» **Your task**
Search the data below for the word "JSON" and copy each line that holds it.

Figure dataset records
* * *

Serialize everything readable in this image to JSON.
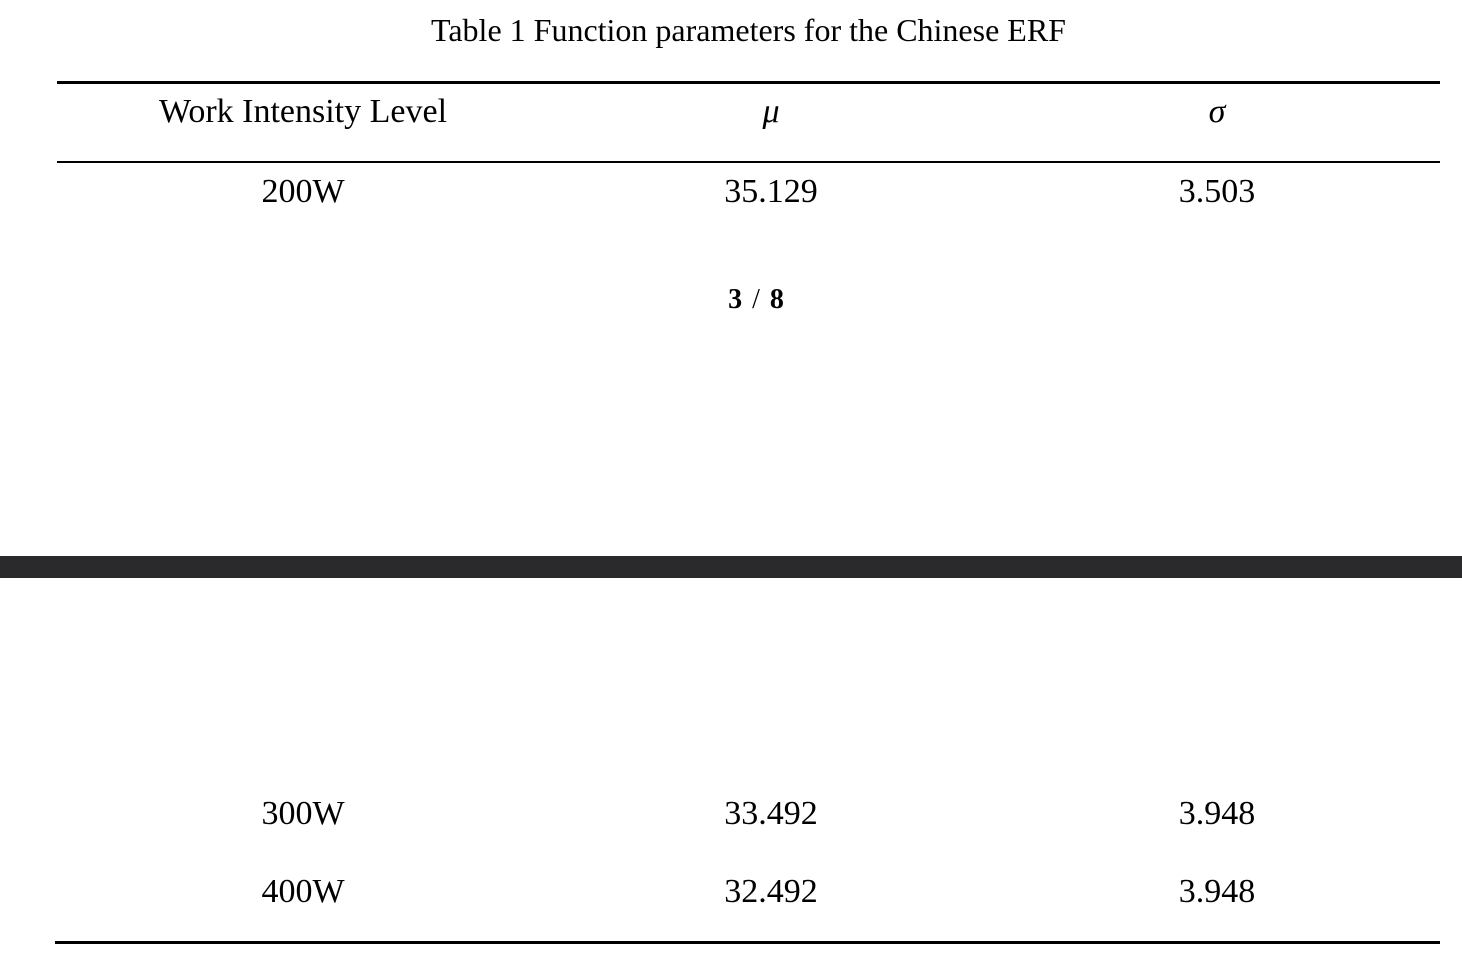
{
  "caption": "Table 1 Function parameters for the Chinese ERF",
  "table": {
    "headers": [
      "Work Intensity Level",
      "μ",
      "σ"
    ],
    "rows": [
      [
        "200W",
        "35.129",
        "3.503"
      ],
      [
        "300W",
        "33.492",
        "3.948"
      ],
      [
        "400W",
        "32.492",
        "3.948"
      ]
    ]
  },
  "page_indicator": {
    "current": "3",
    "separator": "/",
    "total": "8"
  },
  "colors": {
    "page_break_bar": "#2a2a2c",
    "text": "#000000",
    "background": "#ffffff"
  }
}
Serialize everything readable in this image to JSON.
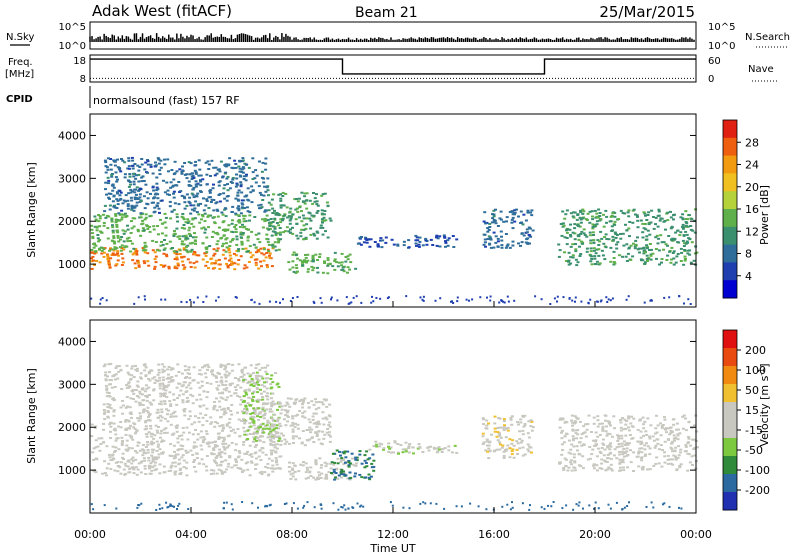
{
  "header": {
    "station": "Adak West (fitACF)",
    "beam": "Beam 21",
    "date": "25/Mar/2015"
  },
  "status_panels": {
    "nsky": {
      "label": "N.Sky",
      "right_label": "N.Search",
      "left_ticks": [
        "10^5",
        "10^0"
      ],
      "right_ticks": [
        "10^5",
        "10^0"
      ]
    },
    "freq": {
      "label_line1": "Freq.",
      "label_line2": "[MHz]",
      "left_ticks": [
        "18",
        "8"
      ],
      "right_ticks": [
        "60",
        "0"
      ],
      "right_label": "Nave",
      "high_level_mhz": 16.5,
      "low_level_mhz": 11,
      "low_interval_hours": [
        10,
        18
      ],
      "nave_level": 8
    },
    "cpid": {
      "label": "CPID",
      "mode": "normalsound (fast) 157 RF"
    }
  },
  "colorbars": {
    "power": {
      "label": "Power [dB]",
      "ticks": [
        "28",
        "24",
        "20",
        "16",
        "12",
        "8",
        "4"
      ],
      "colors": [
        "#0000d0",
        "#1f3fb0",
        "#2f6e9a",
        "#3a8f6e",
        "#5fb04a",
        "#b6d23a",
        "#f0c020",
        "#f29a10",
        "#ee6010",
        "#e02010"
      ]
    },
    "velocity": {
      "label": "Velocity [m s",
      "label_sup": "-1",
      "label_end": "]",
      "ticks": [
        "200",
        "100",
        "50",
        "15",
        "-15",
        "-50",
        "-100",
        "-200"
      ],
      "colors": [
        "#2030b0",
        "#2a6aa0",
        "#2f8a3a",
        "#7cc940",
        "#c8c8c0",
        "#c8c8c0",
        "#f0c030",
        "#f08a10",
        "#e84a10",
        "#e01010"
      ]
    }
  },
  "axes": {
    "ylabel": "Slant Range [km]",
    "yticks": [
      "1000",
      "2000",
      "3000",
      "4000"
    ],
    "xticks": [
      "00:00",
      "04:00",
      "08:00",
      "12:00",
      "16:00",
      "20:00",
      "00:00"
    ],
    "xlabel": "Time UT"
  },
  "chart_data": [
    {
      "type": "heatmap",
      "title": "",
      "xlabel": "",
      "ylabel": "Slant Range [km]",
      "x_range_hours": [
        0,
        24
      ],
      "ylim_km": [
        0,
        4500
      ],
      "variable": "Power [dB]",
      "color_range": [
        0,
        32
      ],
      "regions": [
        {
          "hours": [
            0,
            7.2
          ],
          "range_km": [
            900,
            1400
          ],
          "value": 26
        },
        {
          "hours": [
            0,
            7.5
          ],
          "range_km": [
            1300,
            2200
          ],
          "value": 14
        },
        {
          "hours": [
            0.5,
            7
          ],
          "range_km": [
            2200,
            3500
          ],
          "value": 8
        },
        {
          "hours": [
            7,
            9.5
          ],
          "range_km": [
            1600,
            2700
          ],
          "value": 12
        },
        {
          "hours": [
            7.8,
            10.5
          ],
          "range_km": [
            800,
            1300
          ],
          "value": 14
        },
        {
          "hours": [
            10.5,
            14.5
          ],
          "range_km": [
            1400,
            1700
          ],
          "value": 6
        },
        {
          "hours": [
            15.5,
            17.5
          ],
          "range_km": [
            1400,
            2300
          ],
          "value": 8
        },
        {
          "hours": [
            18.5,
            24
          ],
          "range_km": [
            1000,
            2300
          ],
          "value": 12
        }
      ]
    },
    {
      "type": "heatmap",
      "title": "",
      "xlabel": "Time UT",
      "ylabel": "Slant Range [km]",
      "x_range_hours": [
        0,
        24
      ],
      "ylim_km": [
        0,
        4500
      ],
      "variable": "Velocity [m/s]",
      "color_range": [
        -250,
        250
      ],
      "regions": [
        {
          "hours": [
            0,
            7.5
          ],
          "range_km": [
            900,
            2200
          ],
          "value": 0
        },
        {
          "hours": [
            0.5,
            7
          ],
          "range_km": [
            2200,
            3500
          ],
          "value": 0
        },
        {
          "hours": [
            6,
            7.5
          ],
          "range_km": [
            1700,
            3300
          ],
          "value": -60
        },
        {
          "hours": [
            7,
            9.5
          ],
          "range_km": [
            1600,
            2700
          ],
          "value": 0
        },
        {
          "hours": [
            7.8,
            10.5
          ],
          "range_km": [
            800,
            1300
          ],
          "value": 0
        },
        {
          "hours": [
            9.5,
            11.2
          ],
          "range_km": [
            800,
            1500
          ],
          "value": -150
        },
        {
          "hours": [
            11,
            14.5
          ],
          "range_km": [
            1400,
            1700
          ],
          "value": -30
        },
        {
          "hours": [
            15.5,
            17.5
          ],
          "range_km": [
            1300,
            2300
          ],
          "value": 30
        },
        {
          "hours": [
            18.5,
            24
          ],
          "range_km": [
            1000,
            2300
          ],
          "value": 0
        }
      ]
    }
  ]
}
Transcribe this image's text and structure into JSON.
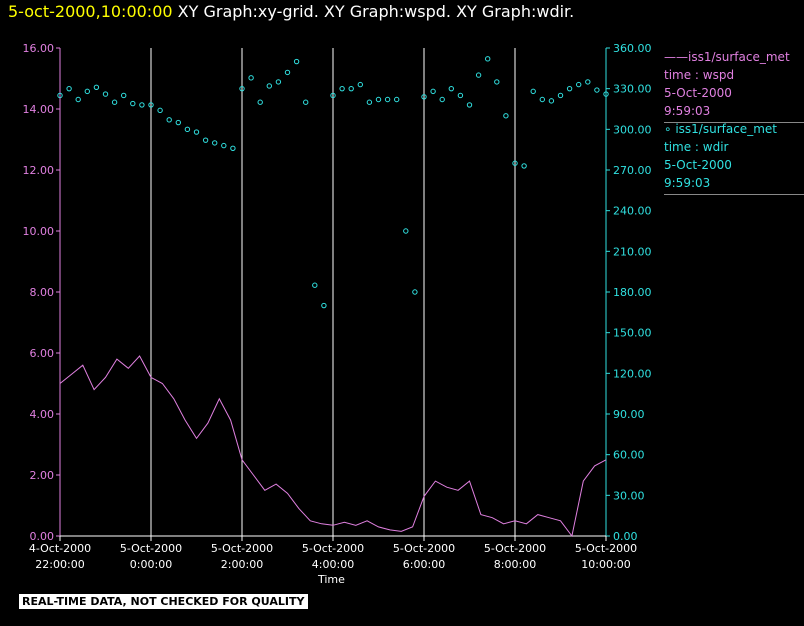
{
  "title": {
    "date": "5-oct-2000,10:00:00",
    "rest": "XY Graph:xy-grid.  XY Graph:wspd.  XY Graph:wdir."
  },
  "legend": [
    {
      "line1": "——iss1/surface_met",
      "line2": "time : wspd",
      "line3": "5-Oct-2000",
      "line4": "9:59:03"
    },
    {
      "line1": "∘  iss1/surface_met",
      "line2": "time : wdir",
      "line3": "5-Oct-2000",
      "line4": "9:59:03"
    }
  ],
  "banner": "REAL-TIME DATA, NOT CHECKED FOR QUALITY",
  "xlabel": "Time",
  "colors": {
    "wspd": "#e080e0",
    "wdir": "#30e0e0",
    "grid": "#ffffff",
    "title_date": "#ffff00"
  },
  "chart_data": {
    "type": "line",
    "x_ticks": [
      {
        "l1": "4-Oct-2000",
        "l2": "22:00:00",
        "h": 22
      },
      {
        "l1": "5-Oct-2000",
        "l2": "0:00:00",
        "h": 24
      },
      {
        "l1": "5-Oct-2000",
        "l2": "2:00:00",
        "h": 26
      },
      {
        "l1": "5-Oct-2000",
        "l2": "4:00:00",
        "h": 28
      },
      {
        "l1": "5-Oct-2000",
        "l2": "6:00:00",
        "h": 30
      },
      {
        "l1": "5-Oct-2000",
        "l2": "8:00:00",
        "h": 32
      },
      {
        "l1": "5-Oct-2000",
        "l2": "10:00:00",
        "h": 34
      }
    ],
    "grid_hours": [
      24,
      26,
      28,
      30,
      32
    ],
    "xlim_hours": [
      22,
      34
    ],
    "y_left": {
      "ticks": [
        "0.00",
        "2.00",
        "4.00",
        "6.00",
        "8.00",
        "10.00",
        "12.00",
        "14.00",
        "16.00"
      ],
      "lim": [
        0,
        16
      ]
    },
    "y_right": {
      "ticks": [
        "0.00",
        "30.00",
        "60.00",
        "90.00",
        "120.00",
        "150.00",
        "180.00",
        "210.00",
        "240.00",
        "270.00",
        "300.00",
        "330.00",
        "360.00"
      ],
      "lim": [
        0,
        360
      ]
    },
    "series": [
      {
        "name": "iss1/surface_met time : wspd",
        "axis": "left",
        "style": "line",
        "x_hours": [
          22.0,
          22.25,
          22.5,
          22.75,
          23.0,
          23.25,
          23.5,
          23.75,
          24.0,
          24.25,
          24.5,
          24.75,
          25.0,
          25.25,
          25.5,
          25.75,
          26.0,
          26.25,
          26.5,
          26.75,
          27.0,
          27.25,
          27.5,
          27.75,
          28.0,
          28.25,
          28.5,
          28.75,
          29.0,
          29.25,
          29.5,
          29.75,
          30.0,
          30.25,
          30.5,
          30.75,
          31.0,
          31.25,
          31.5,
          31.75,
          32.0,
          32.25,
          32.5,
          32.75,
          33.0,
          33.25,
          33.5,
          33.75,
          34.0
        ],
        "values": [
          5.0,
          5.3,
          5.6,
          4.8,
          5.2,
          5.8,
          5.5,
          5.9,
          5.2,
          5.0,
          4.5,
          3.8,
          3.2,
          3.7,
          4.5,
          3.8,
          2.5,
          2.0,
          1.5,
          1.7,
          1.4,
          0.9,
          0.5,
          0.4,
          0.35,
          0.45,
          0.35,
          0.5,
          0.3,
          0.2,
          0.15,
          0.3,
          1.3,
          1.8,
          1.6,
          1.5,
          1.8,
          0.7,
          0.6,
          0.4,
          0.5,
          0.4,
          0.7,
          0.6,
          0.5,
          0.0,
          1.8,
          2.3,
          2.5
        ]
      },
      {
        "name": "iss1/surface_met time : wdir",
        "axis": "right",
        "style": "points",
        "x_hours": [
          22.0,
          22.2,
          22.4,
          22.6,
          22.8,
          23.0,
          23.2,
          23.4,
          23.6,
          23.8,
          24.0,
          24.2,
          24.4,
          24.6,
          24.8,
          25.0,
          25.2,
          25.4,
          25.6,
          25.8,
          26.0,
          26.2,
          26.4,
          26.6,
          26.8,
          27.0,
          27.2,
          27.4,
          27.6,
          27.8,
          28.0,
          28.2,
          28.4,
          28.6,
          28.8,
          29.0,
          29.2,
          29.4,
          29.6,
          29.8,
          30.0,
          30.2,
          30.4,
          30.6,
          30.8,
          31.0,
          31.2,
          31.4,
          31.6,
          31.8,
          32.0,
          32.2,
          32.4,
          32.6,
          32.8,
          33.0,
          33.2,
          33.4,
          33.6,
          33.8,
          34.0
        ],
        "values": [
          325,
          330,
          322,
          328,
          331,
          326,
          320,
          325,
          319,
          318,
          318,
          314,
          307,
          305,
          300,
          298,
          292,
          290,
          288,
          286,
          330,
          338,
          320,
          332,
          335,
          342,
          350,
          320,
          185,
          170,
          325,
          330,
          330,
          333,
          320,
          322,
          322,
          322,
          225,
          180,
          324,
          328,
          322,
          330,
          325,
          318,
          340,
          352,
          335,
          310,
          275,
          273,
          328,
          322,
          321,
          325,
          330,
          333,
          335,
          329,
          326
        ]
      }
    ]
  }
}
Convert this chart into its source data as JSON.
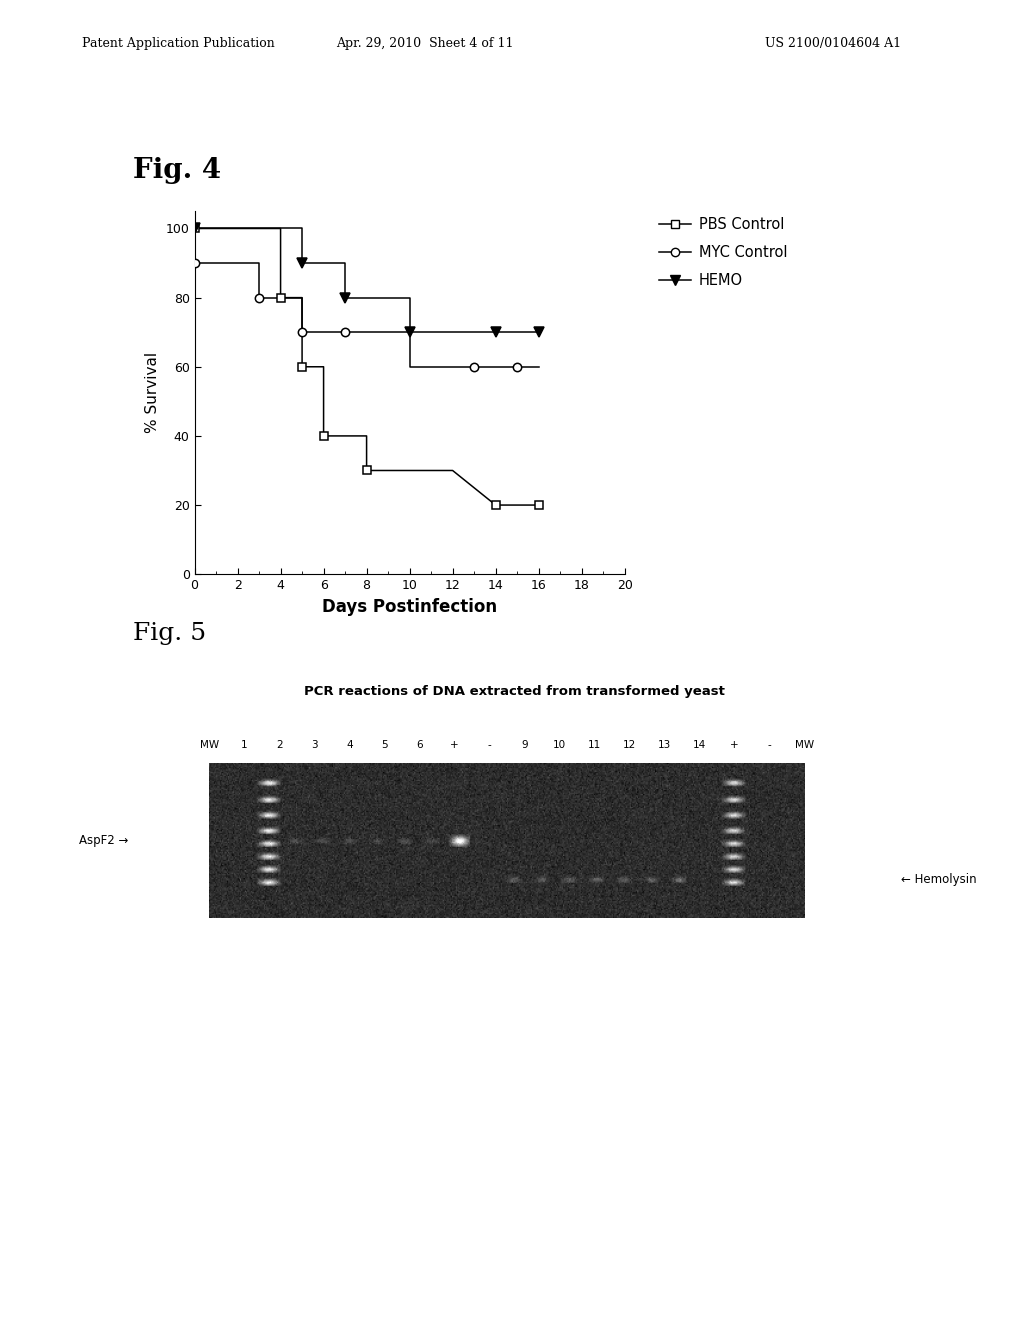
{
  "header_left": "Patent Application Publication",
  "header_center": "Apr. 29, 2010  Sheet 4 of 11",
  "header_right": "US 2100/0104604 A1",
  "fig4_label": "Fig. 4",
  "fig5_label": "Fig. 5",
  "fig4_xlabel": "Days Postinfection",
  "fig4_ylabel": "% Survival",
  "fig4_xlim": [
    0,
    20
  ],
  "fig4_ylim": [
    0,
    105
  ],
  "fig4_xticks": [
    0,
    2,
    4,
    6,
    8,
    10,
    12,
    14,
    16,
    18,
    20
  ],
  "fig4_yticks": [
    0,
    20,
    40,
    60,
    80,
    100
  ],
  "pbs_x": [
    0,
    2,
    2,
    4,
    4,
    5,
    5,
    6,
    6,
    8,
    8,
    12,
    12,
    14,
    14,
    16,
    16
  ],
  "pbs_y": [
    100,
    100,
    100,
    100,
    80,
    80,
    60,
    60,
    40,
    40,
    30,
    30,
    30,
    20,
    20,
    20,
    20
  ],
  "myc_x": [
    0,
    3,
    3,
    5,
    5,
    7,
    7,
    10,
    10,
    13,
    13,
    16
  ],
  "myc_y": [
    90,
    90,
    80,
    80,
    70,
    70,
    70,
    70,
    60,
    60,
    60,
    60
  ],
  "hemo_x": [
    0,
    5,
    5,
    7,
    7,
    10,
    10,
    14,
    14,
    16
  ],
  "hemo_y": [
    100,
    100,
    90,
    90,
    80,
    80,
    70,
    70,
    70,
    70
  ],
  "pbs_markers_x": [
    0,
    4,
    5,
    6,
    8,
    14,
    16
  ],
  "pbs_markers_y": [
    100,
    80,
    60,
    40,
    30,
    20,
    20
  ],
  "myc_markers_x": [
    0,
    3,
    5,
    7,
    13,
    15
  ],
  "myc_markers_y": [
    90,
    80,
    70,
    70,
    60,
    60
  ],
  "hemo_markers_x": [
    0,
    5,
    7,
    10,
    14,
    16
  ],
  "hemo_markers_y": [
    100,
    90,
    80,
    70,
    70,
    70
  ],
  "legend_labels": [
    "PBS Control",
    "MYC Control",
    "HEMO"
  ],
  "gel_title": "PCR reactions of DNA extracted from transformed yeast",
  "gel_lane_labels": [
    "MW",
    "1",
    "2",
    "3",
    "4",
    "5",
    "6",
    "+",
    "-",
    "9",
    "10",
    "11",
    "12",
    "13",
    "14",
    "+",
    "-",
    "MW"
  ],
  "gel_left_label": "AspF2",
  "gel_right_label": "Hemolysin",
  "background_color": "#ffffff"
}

* * *

» **Result below**
Serialize everything readable in this image to JSON.
Serialize everything readable in this image to JSON.
Transcribe this image's text and structure into JSON.
Convert this chart into its source data as JSON.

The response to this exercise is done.